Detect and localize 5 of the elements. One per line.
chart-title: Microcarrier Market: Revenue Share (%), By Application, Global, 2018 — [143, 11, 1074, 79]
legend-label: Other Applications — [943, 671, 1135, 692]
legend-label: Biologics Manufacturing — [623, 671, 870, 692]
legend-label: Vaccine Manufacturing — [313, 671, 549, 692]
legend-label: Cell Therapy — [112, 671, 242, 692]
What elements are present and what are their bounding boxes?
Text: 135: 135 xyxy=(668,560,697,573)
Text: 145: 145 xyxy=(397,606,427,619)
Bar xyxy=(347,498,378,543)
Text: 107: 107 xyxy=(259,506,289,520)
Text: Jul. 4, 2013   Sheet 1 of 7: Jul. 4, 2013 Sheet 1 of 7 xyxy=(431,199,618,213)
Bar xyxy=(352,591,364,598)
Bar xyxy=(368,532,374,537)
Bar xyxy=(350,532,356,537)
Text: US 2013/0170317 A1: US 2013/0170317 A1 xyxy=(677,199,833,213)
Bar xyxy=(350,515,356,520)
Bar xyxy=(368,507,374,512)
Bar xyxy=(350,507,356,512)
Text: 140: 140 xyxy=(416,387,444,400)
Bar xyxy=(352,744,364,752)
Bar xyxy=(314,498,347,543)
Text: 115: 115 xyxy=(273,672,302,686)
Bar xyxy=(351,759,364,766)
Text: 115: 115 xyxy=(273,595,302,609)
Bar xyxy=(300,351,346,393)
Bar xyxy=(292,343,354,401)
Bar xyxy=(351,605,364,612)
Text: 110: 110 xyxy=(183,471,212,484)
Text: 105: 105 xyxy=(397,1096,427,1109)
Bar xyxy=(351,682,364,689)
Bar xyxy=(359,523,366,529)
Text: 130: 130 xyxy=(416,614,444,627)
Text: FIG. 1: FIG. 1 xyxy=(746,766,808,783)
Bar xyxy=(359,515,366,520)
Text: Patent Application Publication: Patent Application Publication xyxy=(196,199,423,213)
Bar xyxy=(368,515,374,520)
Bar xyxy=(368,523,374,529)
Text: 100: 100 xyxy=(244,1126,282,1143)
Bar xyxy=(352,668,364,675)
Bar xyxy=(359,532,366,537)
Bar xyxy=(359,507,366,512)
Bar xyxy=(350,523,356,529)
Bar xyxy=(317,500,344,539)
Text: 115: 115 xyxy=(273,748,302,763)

__________________________________________________

### [Goal]
How many lines in the items above contain the word "Manufacturing"? Reply with the number only.

### [Task solution]
2